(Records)
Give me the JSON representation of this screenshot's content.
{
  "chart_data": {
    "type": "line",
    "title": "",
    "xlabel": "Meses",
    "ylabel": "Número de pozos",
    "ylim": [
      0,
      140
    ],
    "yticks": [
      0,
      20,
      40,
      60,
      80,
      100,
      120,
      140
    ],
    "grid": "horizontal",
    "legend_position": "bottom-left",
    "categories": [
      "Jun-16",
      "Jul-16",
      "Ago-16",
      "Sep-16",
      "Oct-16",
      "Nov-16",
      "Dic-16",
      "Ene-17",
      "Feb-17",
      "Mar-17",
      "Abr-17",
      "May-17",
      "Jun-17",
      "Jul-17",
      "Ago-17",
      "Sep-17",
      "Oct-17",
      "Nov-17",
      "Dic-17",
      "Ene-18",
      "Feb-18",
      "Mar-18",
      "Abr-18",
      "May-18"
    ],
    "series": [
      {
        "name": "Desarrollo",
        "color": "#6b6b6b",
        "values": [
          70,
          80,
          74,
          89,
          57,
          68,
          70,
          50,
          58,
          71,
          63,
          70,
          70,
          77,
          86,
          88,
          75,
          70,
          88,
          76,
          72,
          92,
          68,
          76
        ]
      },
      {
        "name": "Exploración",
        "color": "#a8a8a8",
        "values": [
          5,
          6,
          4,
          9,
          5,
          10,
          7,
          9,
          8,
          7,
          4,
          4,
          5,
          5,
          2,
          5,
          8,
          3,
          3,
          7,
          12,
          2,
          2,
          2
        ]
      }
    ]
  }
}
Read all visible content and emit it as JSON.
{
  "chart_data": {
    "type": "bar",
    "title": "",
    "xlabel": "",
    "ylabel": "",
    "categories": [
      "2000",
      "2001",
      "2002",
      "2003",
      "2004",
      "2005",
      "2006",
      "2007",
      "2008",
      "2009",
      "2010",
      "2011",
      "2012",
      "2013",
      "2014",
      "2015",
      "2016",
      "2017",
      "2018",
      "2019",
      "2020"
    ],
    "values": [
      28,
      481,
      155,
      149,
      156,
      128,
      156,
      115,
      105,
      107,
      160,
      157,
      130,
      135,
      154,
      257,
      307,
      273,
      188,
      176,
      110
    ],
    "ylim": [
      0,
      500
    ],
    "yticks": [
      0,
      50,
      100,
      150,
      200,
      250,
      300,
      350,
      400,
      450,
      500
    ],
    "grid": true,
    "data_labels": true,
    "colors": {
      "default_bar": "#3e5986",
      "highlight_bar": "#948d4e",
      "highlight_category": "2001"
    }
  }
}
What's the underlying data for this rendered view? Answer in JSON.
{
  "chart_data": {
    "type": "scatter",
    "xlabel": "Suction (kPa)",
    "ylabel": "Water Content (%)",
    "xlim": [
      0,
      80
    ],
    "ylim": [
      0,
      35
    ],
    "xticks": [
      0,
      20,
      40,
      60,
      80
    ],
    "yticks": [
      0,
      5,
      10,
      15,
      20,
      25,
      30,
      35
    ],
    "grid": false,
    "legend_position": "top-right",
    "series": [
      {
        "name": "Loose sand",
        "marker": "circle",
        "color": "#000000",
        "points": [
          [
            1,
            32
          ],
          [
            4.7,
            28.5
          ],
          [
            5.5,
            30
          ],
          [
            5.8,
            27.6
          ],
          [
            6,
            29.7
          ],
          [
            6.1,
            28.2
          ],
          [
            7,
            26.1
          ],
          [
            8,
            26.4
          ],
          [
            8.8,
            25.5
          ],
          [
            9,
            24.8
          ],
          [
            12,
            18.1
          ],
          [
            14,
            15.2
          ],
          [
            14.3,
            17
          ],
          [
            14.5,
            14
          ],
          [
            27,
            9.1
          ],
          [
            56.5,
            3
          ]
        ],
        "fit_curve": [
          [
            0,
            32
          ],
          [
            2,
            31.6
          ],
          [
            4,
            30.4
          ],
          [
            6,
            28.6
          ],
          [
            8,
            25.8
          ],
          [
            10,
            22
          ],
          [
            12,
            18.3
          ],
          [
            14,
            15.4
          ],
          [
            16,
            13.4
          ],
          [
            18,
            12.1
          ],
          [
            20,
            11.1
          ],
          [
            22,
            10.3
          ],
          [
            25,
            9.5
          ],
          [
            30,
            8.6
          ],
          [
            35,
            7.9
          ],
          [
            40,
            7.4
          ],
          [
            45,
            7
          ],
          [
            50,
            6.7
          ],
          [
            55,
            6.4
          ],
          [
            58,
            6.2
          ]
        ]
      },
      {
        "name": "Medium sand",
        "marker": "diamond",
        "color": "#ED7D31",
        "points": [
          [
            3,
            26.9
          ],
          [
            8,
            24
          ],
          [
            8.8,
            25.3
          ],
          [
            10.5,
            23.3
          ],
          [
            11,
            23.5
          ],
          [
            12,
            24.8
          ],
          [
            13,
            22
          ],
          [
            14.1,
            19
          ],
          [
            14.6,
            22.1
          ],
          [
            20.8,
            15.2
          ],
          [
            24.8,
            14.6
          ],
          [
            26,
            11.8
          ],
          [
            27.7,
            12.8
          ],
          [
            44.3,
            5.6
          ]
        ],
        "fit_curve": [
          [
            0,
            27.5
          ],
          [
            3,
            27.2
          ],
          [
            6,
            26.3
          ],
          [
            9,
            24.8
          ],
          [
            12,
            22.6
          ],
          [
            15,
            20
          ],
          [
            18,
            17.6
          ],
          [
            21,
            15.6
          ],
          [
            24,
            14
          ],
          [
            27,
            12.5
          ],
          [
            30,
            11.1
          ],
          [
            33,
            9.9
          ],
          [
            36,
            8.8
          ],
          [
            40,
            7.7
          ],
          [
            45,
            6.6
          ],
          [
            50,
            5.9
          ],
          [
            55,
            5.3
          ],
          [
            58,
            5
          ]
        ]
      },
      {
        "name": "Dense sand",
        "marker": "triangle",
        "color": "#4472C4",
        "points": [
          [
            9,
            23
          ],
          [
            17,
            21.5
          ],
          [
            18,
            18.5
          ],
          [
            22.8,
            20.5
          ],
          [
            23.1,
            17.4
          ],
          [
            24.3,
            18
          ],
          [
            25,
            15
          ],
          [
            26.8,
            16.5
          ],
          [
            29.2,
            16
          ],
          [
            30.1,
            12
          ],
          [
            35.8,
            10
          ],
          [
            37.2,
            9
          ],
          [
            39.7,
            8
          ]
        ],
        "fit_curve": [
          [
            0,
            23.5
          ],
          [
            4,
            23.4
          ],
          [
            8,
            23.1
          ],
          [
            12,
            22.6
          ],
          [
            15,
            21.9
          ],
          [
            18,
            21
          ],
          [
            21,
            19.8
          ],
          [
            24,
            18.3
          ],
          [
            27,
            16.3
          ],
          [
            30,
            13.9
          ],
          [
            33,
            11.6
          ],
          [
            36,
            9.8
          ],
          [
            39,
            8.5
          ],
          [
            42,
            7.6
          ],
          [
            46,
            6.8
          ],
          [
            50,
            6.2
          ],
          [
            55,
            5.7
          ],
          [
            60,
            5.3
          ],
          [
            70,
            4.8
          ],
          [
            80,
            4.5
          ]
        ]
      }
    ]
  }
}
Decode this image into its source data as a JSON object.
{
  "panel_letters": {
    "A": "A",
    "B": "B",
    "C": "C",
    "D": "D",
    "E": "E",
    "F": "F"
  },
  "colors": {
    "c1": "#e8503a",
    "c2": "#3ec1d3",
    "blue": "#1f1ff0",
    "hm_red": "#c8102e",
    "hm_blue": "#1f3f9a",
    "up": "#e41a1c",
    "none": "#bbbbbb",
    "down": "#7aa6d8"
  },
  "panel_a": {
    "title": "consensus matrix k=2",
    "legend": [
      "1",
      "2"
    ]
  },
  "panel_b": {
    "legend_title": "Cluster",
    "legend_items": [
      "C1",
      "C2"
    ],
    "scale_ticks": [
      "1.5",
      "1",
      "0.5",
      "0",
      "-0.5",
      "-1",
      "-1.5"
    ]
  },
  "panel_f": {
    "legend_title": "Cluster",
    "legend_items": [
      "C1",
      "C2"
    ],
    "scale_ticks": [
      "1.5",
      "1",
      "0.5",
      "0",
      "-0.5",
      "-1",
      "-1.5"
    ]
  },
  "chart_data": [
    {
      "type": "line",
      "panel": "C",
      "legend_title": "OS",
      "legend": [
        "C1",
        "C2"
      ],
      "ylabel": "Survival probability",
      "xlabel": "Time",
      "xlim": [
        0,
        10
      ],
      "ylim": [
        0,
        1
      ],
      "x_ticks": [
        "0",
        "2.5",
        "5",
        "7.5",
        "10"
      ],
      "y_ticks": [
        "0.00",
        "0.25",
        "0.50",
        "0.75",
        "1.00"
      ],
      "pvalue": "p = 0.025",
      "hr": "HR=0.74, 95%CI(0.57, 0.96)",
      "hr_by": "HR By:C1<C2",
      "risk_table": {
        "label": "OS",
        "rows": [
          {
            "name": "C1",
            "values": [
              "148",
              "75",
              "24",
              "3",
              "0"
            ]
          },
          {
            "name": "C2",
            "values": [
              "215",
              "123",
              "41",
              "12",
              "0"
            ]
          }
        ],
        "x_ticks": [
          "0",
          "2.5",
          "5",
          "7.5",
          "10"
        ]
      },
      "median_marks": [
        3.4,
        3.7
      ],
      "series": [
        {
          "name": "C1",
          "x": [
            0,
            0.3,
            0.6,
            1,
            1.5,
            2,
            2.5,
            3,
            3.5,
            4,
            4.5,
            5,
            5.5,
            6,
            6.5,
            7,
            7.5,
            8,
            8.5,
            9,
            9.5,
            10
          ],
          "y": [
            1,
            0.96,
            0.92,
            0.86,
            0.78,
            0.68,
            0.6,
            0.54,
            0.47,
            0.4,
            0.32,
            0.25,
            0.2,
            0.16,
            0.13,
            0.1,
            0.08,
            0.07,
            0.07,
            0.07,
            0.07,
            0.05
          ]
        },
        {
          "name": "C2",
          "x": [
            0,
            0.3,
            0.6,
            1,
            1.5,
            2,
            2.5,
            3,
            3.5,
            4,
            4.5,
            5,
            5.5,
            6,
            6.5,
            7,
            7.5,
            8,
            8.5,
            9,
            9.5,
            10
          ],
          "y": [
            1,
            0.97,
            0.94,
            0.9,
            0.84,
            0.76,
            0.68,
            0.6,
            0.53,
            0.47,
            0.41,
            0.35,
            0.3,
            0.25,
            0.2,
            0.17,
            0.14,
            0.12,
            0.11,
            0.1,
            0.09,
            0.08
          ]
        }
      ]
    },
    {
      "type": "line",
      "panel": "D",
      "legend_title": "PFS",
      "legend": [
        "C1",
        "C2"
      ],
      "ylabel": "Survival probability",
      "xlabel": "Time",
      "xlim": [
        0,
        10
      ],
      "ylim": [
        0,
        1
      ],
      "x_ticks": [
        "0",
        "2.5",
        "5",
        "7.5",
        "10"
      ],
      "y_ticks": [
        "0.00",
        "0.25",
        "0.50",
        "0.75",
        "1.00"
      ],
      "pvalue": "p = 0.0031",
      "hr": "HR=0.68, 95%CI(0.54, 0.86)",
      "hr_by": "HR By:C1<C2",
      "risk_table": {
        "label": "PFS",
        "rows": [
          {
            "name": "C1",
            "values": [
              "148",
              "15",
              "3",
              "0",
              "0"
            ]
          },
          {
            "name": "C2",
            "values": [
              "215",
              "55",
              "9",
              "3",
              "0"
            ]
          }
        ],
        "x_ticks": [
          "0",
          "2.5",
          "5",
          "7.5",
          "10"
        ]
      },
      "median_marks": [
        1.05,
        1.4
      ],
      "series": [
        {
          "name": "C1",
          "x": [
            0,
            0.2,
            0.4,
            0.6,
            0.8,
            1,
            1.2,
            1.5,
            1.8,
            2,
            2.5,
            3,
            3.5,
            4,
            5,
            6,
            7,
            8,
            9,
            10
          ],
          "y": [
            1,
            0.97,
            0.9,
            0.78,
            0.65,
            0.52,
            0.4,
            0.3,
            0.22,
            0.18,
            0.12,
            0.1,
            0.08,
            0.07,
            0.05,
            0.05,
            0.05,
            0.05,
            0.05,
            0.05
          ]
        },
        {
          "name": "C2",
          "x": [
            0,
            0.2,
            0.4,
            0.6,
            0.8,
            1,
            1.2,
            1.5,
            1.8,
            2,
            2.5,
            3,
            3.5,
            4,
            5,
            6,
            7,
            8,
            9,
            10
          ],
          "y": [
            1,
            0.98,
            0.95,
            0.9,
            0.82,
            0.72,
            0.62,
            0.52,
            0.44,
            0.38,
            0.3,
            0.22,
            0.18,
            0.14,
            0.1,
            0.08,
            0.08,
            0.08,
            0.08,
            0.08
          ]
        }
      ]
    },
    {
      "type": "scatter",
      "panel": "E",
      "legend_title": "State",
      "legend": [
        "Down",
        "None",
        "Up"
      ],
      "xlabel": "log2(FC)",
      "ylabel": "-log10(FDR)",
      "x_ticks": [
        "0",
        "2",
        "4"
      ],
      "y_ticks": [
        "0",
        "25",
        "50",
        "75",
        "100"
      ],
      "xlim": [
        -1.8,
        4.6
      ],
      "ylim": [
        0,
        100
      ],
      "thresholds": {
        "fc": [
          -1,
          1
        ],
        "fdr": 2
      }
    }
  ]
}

▶ THE PROBLEM: Each line above that includes "this" should be shown.

▶ THE OUTPUT:
Give me the JSON representation of this screenshot's content.
What's the underlying data for this rendered view? Answer in JSON.
Decode this image into its source data as a JSON object.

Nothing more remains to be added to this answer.